- **Requirement**:
Locate the word "Number" in the data below, then copy every line that holds it.

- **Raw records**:
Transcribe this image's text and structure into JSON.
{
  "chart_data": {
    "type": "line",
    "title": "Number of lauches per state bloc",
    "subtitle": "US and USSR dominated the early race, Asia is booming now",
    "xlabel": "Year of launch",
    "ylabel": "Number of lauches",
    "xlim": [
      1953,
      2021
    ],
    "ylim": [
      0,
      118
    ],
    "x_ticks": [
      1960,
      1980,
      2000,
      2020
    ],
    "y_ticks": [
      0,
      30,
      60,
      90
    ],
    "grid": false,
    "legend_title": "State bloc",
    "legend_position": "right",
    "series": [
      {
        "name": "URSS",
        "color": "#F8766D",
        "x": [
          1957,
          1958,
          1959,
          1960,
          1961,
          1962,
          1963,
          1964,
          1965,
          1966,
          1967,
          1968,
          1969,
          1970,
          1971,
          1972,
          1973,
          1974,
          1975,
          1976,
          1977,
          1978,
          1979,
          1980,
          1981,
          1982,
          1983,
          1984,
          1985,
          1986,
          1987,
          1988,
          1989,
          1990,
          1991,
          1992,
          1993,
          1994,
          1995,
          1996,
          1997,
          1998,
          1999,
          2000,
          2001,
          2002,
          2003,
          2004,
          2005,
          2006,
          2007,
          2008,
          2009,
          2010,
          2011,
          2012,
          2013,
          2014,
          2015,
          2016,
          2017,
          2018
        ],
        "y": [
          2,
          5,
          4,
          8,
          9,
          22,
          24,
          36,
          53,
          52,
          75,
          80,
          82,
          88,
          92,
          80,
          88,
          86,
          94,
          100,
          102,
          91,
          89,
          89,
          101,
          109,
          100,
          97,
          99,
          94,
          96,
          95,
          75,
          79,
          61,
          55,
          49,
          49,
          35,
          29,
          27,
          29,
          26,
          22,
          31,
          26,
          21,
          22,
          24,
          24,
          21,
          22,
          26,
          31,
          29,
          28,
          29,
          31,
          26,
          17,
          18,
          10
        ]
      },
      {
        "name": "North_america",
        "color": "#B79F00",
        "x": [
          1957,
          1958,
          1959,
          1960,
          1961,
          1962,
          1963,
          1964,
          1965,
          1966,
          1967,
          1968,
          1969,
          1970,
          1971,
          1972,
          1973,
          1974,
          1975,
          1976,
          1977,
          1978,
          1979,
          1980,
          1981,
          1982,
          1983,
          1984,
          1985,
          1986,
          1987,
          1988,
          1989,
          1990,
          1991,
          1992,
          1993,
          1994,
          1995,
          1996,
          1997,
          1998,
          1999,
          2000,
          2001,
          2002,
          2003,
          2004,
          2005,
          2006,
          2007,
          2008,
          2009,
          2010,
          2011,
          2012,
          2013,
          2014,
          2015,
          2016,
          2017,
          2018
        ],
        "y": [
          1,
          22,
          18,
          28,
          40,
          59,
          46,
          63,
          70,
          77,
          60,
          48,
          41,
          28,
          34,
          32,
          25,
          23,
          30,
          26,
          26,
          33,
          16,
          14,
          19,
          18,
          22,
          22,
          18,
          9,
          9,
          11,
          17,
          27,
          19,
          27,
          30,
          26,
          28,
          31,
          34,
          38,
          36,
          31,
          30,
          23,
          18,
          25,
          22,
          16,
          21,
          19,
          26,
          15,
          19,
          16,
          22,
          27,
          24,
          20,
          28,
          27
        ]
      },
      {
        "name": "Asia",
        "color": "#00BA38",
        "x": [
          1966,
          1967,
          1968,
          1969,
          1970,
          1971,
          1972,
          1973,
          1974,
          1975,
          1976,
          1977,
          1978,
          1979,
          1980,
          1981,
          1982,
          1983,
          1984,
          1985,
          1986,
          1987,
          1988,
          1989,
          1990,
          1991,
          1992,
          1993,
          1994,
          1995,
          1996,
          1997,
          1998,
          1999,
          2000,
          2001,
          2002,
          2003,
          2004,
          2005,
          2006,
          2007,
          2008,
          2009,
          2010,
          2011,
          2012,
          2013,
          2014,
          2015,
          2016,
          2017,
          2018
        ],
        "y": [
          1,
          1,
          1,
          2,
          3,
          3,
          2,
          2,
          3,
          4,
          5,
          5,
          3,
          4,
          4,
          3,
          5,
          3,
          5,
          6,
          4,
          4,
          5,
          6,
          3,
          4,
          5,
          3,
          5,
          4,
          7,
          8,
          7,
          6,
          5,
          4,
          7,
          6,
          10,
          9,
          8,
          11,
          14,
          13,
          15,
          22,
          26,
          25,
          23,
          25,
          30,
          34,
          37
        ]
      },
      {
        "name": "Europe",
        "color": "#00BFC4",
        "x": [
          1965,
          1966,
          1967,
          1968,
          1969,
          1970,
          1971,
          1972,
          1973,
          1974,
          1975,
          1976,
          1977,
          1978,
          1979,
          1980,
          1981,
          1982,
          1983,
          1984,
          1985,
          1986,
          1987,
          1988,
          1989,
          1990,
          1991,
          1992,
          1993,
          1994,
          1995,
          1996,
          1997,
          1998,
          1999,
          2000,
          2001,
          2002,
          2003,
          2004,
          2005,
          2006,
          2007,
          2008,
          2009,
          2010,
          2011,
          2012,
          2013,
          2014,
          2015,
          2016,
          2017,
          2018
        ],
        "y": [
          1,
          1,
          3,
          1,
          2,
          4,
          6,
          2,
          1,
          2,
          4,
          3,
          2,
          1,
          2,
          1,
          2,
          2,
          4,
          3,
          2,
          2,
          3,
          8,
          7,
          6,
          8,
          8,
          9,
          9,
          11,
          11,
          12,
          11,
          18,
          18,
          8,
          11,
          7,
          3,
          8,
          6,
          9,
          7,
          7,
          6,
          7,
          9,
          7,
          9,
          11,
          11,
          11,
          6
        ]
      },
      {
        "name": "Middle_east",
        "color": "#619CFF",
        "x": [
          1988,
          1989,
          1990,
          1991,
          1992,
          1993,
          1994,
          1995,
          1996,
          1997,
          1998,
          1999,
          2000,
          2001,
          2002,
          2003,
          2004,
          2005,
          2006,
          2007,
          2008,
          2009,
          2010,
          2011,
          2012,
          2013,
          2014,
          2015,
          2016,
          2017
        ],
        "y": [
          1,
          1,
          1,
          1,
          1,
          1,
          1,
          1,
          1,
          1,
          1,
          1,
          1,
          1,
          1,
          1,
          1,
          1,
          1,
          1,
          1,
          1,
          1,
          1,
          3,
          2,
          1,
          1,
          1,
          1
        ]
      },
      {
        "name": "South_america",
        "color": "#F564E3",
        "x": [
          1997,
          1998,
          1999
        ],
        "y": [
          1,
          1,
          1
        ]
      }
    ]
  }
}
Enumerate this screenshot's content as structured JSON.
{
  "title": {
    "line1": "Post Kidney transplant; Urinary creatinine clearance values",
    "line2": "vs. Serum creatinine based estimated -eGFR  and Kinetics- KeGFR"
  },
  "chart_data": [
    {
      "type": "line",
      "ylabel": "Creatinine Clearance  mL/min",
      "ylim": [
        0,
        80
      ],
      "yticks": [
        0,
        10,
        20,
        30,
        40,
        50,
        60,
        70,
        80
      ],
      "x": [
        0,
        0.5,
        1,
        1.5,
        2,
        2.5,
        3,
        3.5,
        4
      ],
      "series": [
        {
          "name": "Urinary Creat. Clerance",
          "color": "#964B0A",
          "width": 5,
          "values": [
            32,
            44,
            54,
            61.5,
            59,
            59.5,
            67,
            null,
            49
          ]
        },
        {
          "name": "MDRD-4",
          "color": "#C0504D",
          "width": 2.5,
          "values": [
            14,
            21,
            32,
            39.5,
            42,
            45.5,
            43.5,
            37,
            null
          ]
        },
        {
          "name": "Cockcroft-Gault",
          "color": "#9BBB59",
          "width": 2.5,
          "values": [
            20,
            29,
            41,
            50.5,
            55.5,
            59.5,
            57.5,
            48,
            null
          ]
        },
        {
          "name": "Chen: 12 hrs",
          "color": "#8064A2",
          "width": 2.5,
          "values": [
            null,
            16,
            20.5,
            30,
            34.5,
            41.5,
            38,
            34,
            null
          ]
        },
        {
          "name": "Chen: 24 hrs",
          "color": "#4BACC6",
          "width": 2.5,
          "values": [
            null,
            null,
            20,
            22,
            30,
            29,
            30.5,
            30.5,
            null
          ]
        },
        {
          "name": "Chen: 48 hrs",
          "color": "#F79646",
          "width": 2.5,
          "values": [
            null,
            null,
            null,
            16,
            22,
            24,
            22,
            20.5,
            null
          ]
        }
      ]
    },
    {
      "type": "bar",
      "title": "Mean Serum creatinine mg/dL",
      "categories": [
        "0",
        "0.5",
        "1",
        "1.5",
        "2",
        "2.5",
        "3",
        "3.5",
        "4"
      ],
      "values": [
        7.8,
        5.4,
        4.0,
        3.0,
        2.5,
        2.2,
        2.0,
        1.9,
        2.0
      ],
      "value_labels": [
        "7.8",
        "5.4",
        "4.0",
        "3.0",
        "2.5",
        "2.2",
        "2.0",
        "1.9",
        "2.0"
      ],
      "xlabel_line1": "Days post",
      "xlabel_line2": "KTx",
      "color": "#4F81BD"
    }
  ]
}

- **Complete response**:
    "title": "Number of lauches per state bloc",
    "ylabel": "Number of lauches",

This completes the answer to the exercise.